*Excerpt to read:*

╭──

The present invention relates generally to computing networks and relates more particularly to searching peer-to-peer data transfer networks.
In conventional P2P systems, search request messages such as the search request message 105 are manually constructed by a user. Some P2P systems also save old search request messages previously constructed by the user, e.g., for the purposes of re-sending the old search messages at a later time to obtain new response messages. However, there is no way for a user to find data that he or she may be particularly interested in if he or she is not aware of the existence of the data (e.g., an obscure recording by a favorite musician). This is because typical P2P searches are limited to the keywords that are entered by the user in the search request message.
In addition, lack of knowledge about optimal times to send search request messages may hamper a user's ability to obtain the best results (e.g., response messages). If a user does not receive satisfactory results in response to an initial search request message, he or she may choose to periodically re-send the search request message until satisfactory results are obtained. However, because the user is typically unaware of the states of other users on the network (e.g., if other users are backlogged fulfilling data requests, or if other users are generating error messages), this approach is hit or miss and may not necessarily produce better results.
Thus, there is a need in the art for a method and apparatus for creating searches in P2P networks.
One embodiment of the present method and apparatus for creating searches in peer-to-peer networks includes forming clusters comprising data from a user's media library and formulating at least one search request message in accordance with the clusters. Formation of the clusters may be guided at least in part by data attributes that the user indicates are important. In this way, the user's media library may be “mined” for information that will aid in creating searches for data that the user may be interested in, but may not necessarily know how to search for or may not necessarily know exists.
So that the manner in which the above recited embodiments of the invention are attained and can be understood in detail, a more particular description of the invention, briefly summarized above, may be obtained by reference to the embodiments thereof which are illustrated in the appended drawings. It is to be noted, however, that the appended drawings illustrate only typical embodiments of this invention and are therefore not to be considered limiting of its scope, for the invention may admit to other equally effective embodiments.
To facilitate understanding, identical reference numerals have been used, where possible, to designate identical elements that are common to the figures.
In one embodiment, the present invention is a method and apparatus for creating searches in P2P networks. Embodiments of the present invention make it possible for a user to search for data of which he or she might not have thought or of which he or she may not even be aware, based on data that the user has already obtained. In this manner, a user may effectively search for new data that may be of particular interest to him or her.
For the purposes of the present invention, the term “node” refers to a computing device such as a personal computing device (e.g., a desk top computer, a laptop computer, a cellular telephone, a personal digital assistant, etc.), a server, a router or the like that is connected to a P2P network.

╰──

Boxed element entries
╭──

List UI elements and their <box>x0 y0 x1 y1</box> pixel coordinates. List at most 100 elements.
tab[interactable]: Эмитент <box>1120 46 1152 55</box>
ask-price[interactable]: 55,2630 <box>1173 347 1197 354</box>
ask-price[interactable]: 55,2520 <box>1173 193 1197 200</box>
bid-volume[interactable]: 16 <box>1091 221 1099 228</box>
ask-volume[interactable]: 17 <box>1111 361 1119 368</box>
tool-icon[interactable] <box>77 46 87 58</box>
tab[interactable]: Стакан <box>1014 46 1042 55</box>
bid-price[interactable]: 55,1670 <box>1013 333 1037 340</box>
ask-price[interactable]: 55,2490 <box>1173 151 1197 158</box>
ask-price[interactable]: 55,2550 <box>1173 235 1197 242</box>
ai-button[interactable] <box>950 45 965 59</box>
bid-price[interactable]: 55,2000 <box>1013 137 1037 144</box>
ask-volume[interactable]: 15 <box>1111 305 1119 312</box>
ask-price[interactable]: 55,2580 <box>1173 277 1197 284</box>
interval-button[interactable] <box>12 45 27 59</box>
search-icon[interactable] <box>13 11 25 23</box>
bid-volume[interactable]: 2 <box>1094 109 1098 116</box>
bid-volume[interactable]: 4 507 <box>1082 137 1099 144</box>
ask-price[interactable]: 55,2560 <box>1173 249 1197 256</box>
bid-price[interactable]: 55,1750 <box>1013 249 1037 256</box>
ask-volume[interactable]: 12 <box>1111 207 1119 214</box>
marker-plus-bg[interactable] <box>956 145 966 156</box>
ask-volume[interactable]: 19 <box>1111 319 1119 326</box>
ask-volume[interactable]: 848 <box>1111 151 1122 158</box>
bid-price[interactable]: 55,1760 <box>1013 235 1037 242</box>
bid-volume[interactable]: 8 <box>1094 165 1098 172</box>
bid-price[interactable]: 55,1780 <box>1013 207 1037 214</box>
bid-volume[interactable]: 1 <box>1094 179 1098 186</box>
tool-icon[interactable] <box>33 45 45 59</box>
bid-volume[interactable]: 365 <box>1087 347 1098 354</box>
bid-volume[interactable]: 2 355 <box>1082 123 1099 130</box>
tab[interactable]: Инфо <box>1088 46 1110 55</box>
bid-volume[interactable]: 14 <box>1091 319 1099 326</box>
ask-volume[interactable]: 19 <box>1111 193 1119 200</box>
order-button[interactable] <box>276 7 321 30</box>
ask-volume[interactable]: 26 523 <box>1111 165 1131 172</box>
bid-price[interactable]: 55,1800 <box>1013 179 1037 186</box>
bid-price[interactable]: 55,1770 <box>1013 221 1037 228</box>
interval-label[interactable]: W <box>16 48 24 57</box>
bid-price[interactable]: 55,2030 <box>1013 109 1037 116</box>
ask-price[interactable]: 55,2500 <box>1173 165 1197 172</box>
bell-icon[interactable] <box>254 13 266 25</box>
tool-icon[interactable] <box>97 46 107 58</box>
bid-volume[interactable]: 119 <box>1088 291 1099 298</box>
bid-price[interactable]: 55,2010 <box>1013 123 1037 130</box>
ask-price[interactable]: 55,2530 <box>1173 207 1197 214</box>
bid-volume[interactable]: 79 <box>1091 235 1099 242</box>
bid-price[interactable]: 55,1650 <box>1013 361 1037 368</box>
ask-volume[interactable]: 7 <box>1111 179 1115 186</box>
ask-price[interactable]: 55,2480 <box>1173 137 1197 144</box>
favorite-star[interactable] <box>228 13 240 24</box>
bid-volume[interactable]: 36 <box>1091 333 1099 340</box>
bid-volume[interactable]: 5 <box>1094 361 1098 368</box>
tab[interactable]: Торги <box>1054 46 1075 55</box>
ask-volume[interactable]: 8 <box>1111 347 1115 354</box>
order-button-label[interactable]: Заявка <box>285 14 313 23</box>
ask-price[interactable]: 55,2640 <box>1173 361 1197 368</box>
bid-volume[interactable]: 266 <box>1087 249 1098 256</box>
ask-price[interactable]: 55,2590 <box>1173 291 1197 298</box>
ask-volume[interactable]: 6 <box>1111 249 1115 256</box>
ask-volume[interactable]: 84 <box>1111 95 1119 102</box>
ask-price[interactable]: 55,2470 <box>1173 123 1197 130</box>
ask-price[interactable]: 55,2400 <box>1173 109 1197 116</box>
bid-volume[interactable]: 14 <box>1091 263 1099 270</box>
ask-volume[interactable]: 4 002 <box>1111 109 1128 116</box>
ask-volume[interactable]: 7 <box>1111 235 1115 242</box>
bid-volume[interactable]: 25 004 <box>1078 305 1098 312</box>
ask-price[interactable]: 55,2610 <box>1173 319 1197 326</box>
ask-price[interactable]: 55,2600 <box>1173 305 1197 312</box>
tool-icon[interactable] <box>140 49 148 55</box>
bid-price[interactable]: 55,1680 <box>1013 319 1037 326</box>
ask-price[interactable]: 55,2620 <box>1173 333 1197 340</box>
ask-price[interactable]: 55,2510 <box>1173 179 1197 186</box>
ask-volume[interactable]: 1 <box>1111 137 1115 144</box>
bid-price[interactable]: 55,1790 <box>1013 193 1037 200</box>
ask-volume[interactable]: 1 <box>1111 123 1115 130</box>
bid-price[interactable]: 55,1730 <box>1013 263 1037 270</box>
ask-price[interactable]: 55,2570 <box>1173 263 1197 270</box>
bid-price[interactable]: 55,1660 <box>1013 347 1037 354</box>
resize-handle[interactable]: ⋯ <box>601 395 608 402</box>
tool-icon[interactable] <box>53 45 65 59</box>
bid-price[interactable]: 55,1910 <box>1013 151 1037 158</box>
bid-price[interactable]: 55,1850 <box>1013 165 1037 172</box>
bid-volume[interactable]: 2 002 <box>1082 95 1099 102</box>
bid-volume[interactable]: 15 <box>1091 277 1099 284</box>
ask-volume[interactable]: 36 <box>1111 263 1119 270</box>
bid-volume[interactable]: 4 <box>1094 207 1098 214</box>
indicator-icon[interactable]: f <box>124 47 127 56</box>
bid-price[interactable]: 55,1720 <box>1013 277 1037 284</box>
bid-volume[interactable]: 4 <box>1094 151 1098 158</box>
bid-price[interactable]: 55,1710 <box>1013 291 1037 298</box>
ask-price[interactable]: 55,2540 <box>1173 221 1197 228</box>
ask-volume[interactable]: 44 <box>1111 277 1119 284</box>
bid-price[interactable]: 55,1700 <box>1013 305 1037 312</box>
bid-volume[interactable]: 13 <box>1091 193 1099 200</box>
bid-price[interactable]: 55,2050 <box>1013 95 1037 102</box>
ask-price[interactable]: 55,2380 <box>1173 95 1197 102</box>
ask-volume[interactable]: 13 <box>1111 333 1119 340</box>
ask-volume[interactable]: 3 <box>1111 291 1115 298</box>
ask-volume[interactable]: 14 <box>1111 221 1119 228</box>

╰──

*What you should do:*
Please return the part of the peer-to-peer search passage starting with "To facilitate understanding, identical" and going on through "a P2P network.", copied word for word.

*Problem solution:*
To facilitate understanding, identical reference numerals have been used, where possible, to designate identical elements that are common to the figures.
In one embodiment, the present invention is a method and apparatus for creating searches in P2P networks. Embodiments of the present invention make it possible for a user to search for data of which he or she might not have thought or of which he or she may not even be aware, based on data that the user has already obtained. In this manner, a user may effectively search for new data that may be of particular interest to him or her.
For the purposes of the present invention, the term “node” refers to a computing device such as a personal computing device (e.g., a desk top computer, a laptop computer, a cellular telephone, a personal digital assistant, etc.), a server, a router or the like that is connected to a P2P network.